▶ _What you are asked to do_
Set down the material below word for word, excluding the pictures.

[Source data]
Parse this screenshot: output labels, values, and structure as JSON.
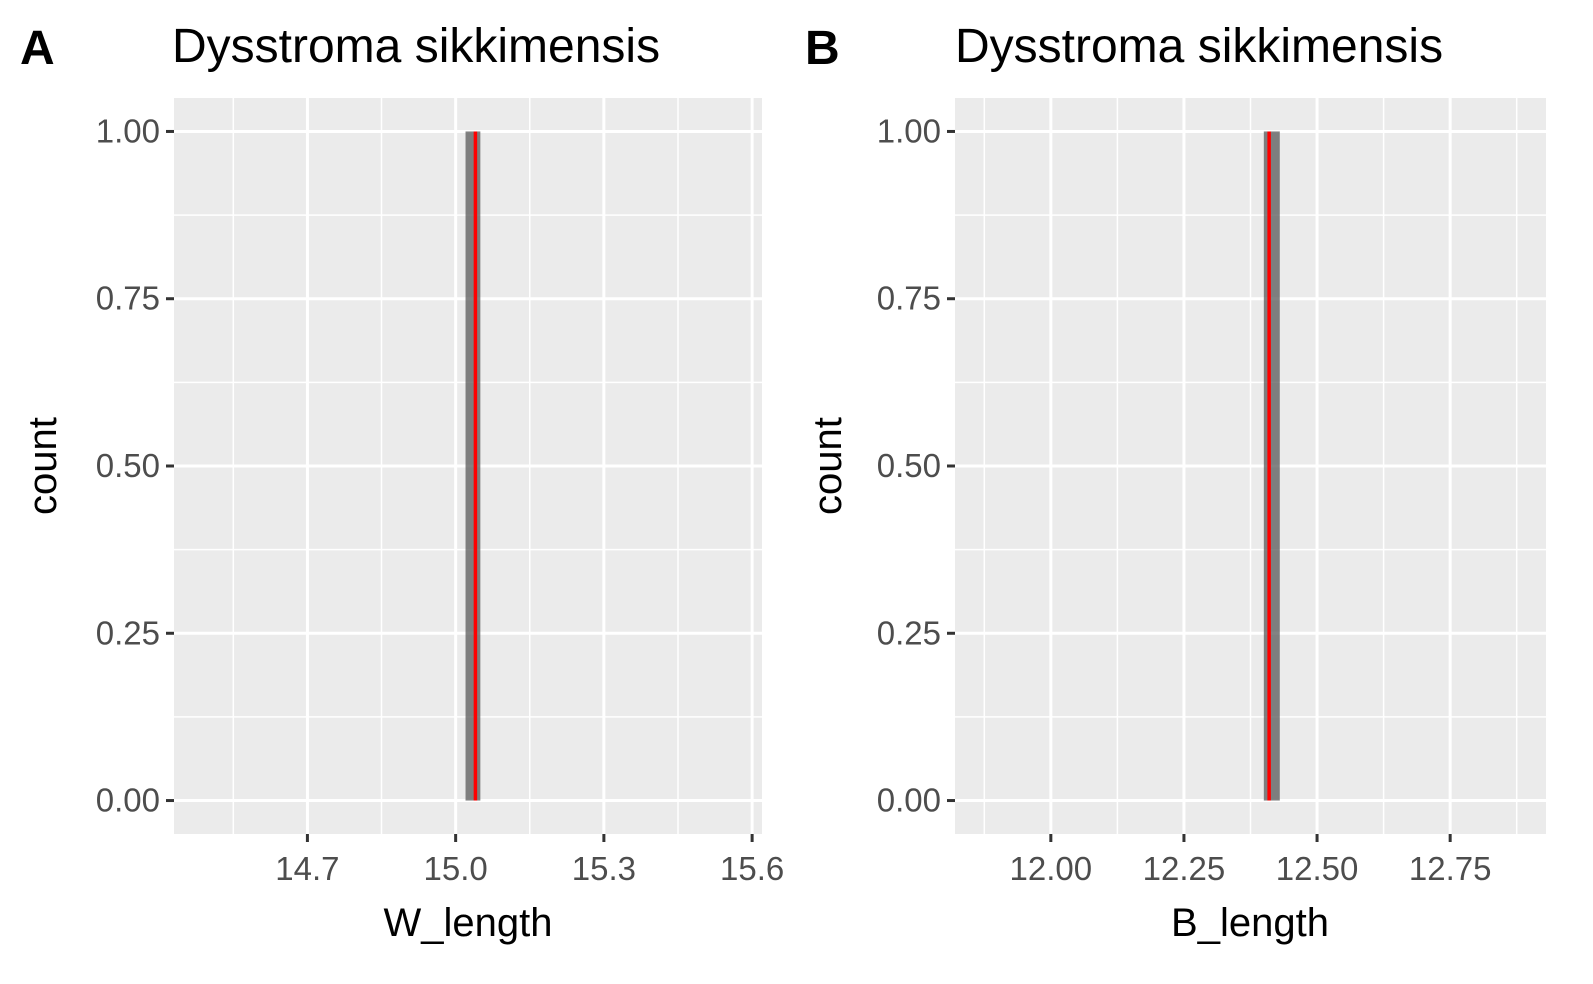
{
  "chart_data": [
    {
      "panel": "A",
      "type": "bar",
      "title": "Dysstroma sikkimensis",
      "xlabel": "W_length",
      "ylabel": "count",
      "xlim": [
        14.43,
        15.62
      ],
      "ylim": [
        -0.05,
        1.05
      ],
      "x_ticks": [
        {
          "value": 14.7,
          "label": "14.7"
        },
        {
          "value": 15.0,
          "label": "15.0"
        },
        {
          "value": 15.3,
          "label": "15.3"
        },
        {
          "value": 15.6,
          "label": "15.6"
        }
      ],
      "y_ticks": [
        {
          "value": 0.0,
          "label": "0.00"
        },
        {
          "value": 0.25,
          "label": "0.25"
        },
        {
          "value": 0.5,
          "label": "0.50"
        },
        {
          "value": 0.75,
          "label": "0.75"
        },
        {
          "value": 1.0,
          "label": "1.00"
        }
      ],
      "bars": [
        {
          "xmin": 15.02,
          "xmax": 15.05,
          "count": 1
        }
      ],
      "vline": {
        "x": 15.04,
        "color": "#ff0000"
      },
      "grid": true,
      "colors": {
        "panel_bg": "#ebebeb",
        "grid": "#ffffff",
        "bar": "#595959"
      }
    },
    {
      "panel": "B",
      "type": "bar",
      "title": "Dysstroma sikkimensis",
      "xlabel": "B_length",
      "ylabel": "count",
      "xlim": [
        11.82,
        12.93
      ],
      "ylim": [
        -0.05,
        1.05
      ],
      "x_ticks": [
        {
          "value": 12.0,
          "label": "12.00"
        },
        {
          "value": 12.25,
          "label": "12.25"
        },
        {
          "value": 12.5,
          "label": "12.50"
        },
        {
          "value": 12.75,
          "label": "12.75"
        }
      ],
      "y_ticks": [
        {
          "value": 0.0,
          "label": "0.00"
        },
        {
          "value": 0.25,
          "label": "0.25"
        },
        {
          "value": 0.5,
          "label": "0.50"
        },
        {
          "value": 0.75,
          "label": "0.75"
        },
        {
          "value": 1.0,
          "label": "1.00"
        }
      ],
      "bars": [
        {
          "xmin": 12.4,
          "xmax": 12.43,
          "count": 1
        }
      ],
      "vline": {
        "x": 12.41,
        "color": "#ff0000"
      },
      "grid": true,
      "colors": {
        "panel_bg": "#ebebeb",
        "grid": "#ffffff",
        "bar": "#595959"
      }
    }
  ]
}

▶ _Solution_
Parse this screenshot: output labels, values, and structure as JSON.
{
  "chart_data": [
    {
      "panel": "A",
      "type": "bar",
      "title": "Dysstroma sikkimensis",
      "xlabel": "W_length",
      "ylabel": "count",
      "xlim": [
        14.43,
        15.62
      ],
      "ylim": [
        -0.05,
        1.05
      ],
      "x_ticks": [
        {
          "value": 14.7,
          "label": "14.7"
        },
        {
          "value": 15.0,
          "label": "15.0"
        },
        {
          "value": 15.3,
          "label": "15.3"
        },
        {
          "value": 15.6,
          "label": "15.6"
        }
      ],
      "y_ticks": [
        {
          "value": 0.0,
          "label": "0.00"
        },
        {
          "value": 0.25,
          "label": "0.25"
        },
        {
          "value": 0.5,
          "label": "0.50"
        },
        {
          "value": 0.75,
          "label": "0.75"
        },
        {
          "value": 1.0,
          "label": "1.00"
        }
      ],
      "bars": [
        {
          "xmin": 15.02,
          "xmax": 15.05,
          "count": 1
        }
      ],
      "vline": {
        "x": 15.04,
        "color": "#ff0000"
      },
      "grid": true,
      "colors": {
        "panel_bg": "#ebebeb",
        "grid": "#ffffff",
        "bar": "#595959"
      }
    },
    {
      "panel": "B",
      "type": "bar",
      "title": "Dysstroma sikkimensis",
      "xlabel": "B_length",
      "ylabel": "count",
      "xlim": [
        11.82,
        12.93
      ],
      "ylim": [
        -0.05,
        1.05
      ],
      "x_ticks": [
        {
          "value": 12.0,
          "label": "12.00"
        },
        {
          "value": 12.25,
          "label": "12.25"
        },
        {
          "value": 12.5,
          "label": "12.50"
        },
        {
          "value": 12.75,
          "label": "12.75"
        }
      ],
      "y_ticks": [
        {
          "value": 0.0,
          "label": "0.00"
        },
        {
          "value": 0.25,
          "label": "0.25"
        },
        {
          "value": 0.5,
          "label": "0.50"
        },
        {
          "value": 0.75,
          "label": "0.75"
        },
        {
          "value": 1.0,
          "label": "1.00"
        }
      ],
      "bars": [
        {
          "xmin": 12.4,
          "xmax": 12.43,
          "count": 1
        }
      ],
      "vline": {
        "x": 12.41,
        "color": "#ff0000"
      },
      "grid": true,
      "colors": {
        "panel_bg": "#ebebeb",
        "grid": "#ffffff",
        "bar": "#595959"
      }
    }
  ]
}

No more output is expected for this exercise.